◆ **To be done**:
Leave out any picture and return the remaining listing below exactly as given.
------ Given data
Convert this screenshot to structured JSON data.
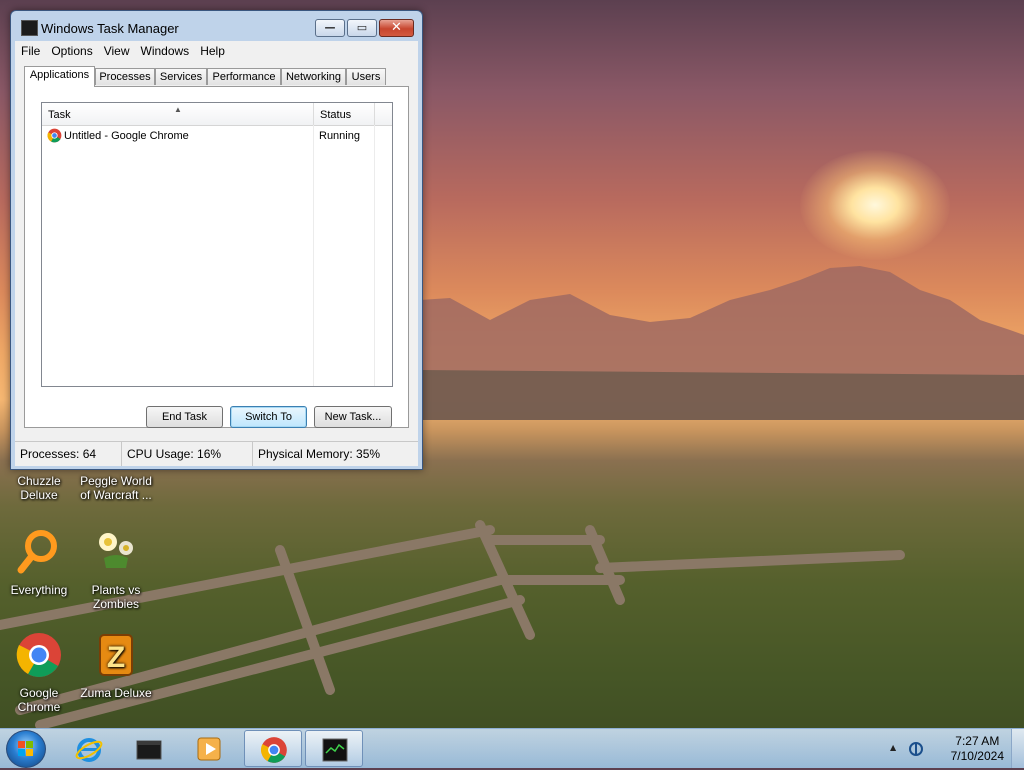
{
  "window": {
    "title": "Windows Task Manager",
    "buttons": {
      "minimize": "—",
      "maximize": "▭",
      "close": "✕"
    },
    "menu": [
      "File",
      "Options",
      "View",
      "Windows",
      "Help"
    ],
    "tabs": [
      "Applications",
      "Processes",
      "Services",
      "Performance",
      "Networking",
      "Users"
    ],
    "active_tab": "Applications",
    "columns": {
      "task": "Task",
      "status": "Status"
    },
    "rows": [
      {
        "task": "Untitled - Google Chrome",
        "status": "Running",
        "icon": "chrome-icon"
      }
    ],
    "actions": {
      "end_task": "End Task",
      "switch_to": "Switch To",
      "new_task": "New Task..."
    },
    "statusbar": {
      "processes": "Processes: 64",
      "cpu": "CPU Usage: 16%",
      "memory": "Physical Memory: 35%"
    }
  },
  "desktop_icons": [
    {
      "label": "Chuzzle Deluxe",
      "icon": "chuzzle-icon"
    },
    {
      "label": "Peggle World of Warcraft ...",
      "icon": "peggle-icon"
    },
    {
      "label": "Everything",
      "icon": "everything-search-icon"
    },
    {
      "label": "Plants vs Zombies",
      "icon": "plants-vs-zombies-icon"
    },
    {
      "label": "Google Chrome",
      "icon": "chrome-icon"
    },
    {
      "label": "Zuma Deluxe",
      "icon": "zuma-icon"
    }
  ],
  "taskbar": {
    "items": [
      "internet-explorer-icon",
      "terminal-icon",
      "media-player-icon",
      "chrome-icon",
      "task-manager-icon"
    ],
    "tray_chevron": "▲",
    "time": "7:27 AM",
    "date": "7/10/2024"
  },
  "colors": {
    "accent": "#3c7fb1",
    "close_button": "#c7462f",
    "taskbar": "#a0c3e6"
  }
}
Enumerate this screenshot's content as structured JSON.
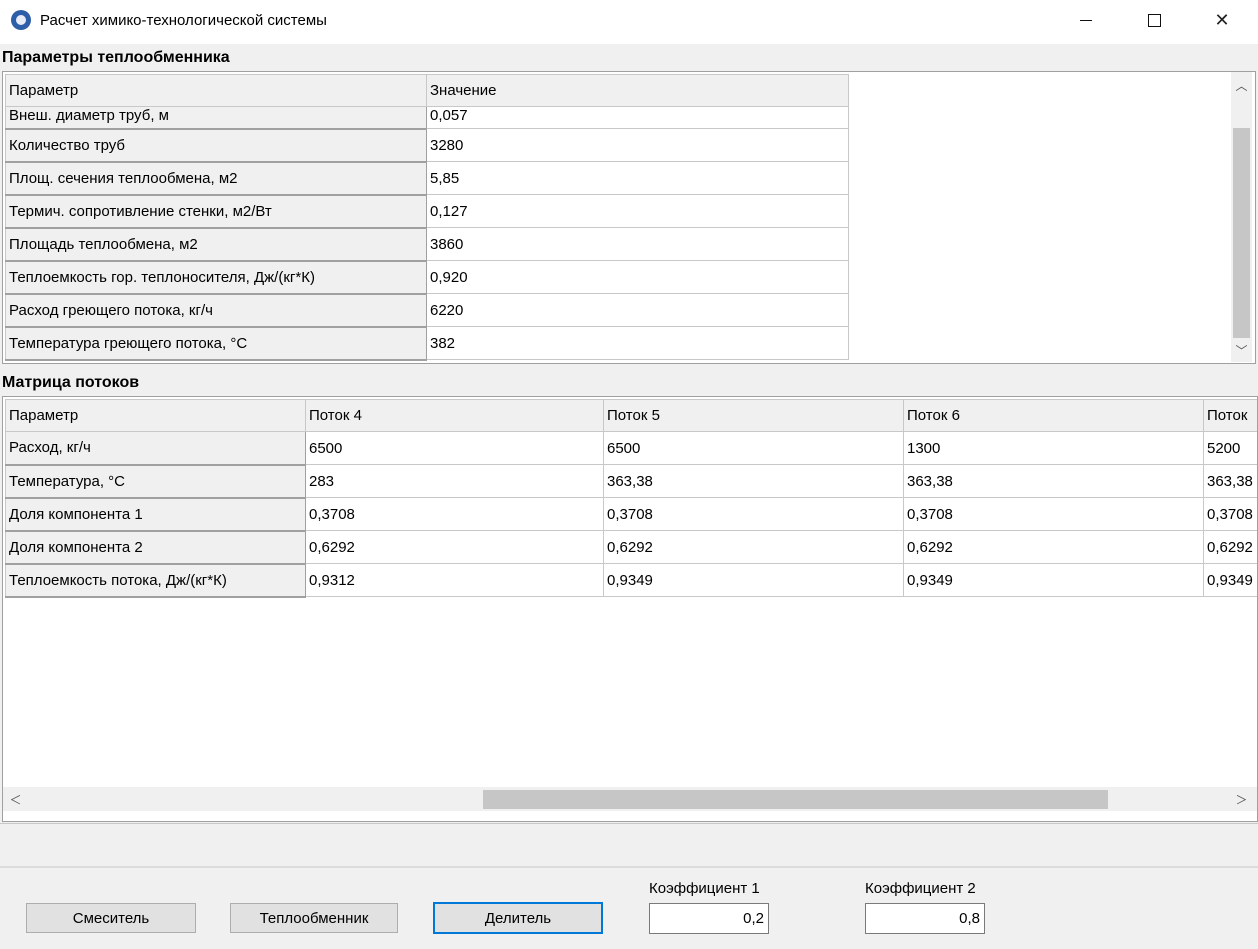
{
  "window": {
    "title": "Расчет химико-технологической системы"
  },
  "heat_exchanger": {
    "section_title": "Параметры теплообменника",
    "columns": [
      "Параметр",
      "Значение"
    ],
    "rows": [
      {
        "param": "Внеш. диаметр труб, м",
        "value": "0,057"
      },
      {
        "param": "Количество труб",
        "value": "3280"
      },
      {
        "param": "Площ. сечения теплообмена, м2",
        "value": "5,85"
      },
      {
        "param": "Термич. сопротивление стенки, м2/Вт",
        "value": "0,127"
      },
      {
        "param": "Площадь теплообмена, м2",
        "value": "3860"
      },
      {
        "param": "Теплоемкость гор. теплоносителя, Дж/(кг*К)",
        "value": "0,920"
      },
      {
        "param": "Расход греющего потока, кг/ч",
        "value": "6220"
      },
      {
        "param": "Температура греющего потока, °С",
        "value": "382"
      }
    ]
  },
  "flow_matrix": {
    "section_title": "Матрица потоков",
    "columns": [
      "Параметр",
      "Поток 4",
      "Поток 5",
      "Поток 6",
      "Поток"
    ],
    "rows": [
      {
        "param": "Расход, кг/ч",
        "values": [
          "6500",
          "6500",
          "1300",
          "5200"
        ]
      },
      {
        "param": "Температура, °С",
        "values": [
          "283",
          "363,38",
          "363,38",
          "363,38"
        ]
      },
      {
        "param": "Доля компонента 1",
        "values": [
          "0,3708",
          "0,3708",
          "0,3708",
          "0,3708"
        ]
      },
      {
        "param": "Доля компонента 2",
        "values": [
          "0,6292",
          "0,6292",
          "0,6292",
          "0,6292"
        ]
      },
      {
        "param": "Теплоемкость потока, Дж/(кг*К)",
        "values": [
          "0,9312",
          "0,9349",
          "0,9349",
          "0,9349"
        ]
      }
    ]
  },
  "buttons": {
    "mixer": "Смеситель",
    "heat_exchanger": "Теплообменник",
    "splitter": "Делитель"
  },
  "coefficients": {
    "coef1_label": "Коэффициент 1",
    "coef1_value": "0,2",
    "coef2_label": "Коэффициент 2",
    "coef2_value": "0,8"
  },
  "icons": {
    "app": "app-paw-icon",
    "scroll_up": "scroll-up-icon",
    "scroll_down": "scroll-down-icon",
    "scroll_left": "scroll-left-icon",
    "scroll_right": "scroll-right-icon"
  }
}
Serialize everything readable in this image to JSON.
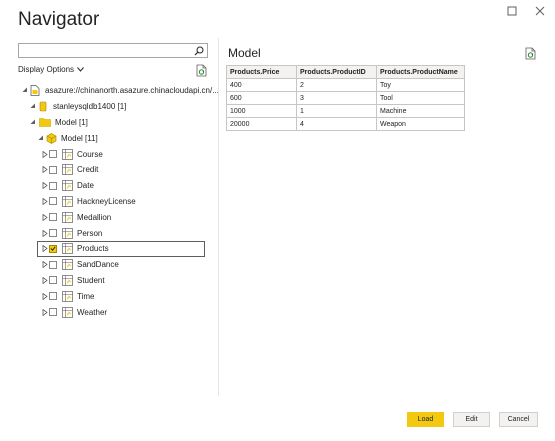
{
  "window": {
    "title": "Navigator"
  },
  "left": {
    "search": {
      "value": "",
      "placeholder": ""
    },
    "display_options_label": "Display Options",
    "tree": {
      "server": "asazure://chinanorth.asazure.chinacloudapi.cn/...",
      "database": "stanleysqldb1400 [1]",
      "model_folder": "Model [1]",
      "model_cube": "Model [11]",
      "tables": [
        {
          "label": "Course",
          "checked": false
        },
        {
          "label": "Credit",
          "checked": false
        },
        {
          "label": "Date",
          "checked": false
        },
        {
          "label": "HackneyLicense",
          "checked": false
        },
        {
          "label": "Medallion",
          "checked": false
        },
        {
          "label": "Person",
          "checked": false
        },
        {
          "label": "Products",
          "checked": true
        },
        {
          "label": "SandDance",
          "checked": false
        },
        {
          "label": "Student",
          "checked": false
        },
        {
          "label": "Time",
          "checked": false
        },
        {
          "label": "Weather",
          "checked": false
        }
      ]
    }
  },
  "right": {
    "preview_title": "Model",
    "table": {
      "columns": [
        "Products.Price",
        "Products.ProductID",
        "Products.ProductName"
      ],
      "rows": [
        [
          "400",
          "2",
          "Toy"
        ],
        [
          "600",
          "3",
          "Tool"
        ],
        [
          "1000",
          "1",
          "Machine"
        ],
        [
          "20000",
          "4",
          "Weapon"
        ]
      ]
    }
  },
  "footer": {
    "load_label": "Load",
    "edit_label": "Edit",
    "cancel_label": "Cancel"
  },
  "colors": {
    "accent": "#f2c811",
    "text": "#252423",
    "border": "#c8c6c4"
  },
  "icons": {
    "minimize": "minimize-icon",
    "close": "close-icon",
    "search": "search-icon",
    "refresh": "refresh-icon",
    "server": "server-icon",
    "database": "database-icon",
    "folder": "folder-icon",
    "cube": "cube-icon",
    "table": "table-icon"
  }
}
------------
◆ **Result of this exercise**:
Convert this screenshot to structured JSON data.
{
  "window": {
    "title": "Windows Task Manager",
    "buttons": {
      "minimize": "—",
      "maximize": "▭",
      "close": "✕"
    },
    "menu": [
      "File",
      "Options",
      "View",
      "Windows",
      "Help"
    ],
    "tabs": [
      "Applications",
      "Processes",
      "Services",
      "Performance",
      "Networking",
      "Users"
    ],
    "active_tab": "Applications",
    "columns": {
      "task": "Task",
      "status": "Status"
    },
    "rows": [
      {
        "task": "Untitled - Google Chrome",
        "status": "Running",
        "icon": "chrome-icon"
      }
    ],
    "actions": {
      "end_task": "End Task",
      "switch_to": "Switch To",
      "new_task": "New Task..."
    },
    "statusbar": {
      "processes": "Processes: 64",
      "cpu": "CPU Usage: 16%",
      "memory": "Physical Memory: 35%"
    }
  },
  "desktop_icons": [
    {
      "label": "Chuzzle Deluxe",
      "icon": "chuzzle-icon"
    },
    {
      "label": "Peggle World of Warcraft ...",
      "icon": "peggle-icon"
    },
    {
      "label": "Everything",
      "icon": "everything-search-icon"
    },
    {
      "label": "Plants vs Zombies",
      "icon": "plants-vs-zombies-icon"
    },
    {
      "label": "Google Chrome",
      "icon": "chrome-icon"
    },
    {
      "label": "Zuma Deluxe",
      "icon": "zuma-icon"
    }
  ],
  "taskbar": {
    "items": [
      "internet-explorer-icon",
      "terminal-icon",
      "media-player-icon",
      "chrome-icon",
      "task-manager-icon"
    ],
    "tray_chevron": "▲",
    "time": "7:27 AM",
    "date": "7/10/2024"
  },
  "colors": {
    "accent": "#3c7fb1",
    "close_button": "#c7462f",
    "taskbar": "#a0c3e6"
  }
}
Enumerate this screenshot's content as structured JSON.
{
  "window": {
    "title": "Расчет химико-технологической системы"
  },
  "heat_exchanger": {
    "section_title": "Параметры теплообменника",
    "columns": [
      "Параметр",
      "Значение"
    ],
    "rows": [
      {
        "param": "Внеш. диаметр труб, м",
        "value": "0,057"
      },
      {
        "param": "Количество труб",
        "value": "3280"
      },
      {
        "param": "Площ. сечения теплообмена, м2",
        "value": "5,85"
      },
      {
        "param": "Термич. сопротивление стенки, м2/Вт",
        "value": "0,127"
      },
      {
        "param": "Площадь теплообмена, м2",
        "value": "3860"
      },
      {
        "param": "Теплоемкость гор. теплоносителя, Дж/(кг*К)",
        "value": "0,920"
      },
      {
        "param": "Расход греющего потока, кг/ч",
        "value": "6220"
      },
      {
        "param": "Температура греющего потока, °С",
        "value": "382"
      }
    ]
  },
  "flow_matrix": {
    "section_title": "Матрица потоков",
    "columns": [
      "Параметр",
      "Поток 4",
      "Поток 5",
      "Поток 6",
      "Поток"
    ],
    "rows": [
      {
        "param": "Расход, кг/ч",
        "values": [
          "6500",
          "6500",
          "1300",
          "5200"
        ]
      },
      {
        "param": "Температура, °С",
        "values": [
          "283",
          "363,38",
          "363,38",
          "363,38"
        ]
      },
      {
        "param": "Доля компонента 1",
        "values": [
          "0,3708",
          "0,3708",
          "0,3708",
          "0,3708"
        ]
      },
      {
        "param": "Доля компонента 2",
        "values": [
          "0,6292",
          "0,6292",
          "0,6292",
          "0,6292"
        ]
      },
      {
        "param": "Теплоемкость потока, Дж/(кг*К)",
        "values": [
          "0,9312",
          "0,9349",
          "0,9349",
          "0,9349"
        ]
      }
    ]
  },
  "buttons": {
    "mixer": "Смеситель",
    "heat_exchanger": "Теплообменник",
    "splitter": "Делитель"
  },
  "coefficients": {
    "coef1_label": "Коэффициент 1",
    "coef1_value": "0,2",
    "coef2_label": "Коэффициент 2",
    "coef2_value": "0,8"
  },
  "icons": {
    "app": "app-paw-icon",
    "scroll_up": "scroll-up-icon",
    "scroll_down": "scroll-down-icon",
    "scroll_left": "scroll-left-icon",
    "scroll_right": "scroll-right-icon"
  }
}
Serialize everything readable in this image to JSON.
{
  "window": {
    "title": "Navigator"
  },
  "left": {
    "search": {
      "value": "",
      "placeholder": ""
    },
    "display_options_label": "Display Options",
    "tree": {
      "server": "asazure://chinanorth.asazure.chinacloudapi.cn/...",
      "database": "stanleysqldb1400 [1]",
      "model_folder": "Model [1]",
      "model_cube": "Model [11]",
      "tables": [
        {
          "label": "Course",
          "checked": false
        },
        {
          "label": "Credit",
          "checked": false
        },
        {
          "label": "Date",
          "checked": false
        },
        {
          "label": "HackneyLicense",
          "checked": false
        },
        {
          "label": "Medallion",
          "checked": false
        },
        {
          "label": "Person",
          "checked": false
        },
        {
          "label": "Products",
          "checked": true
        },
        {
          "label": "SandDance",
          "checked": false
        },
        {
          "label": "Student",
          "checked": false
        },
        {
          "label": "Time",
          "checked": false
        },
        {
          "label": "Weather",
          "checked": false
        }
      ]
    }
  },
  "right": {
    "preview_title": "Model",
    "table": {
      "columns": [
        "Products.Price",
        "Products.ProductID",
        "Products.ProductName"
      ],
      "rows": [
        [
          "400",
          "2",
          "Toy"
        ],
        [
          "600",
          "3",
          "Tool"
        ],
        [
          "1000",
          "1",
          "Machine"
        ],
        [
          "20000",
          "4",
          "Weapon"
        ]
      ]
    }
  },
  "footer": {
    "load_label": "Load",
    "edit_label": "Edit",
    "cancel_label": "Cancel"
  },
  "colors": {
    "accent": "#f2c811",
    "text": "#252423",
    "border": "#c8c6c4"
  },
  "icons": {
    "minimize": "minimize-icon",
    "close": "close-icon",
    "search": "search-icon",
    "refresh": "refresh-icon",
    "server": "server-icon",
    "database": "database-icon",
    "folder": "folder-icon",
    "cube": "cube-icon",
    "table": "table-icon"
  }
}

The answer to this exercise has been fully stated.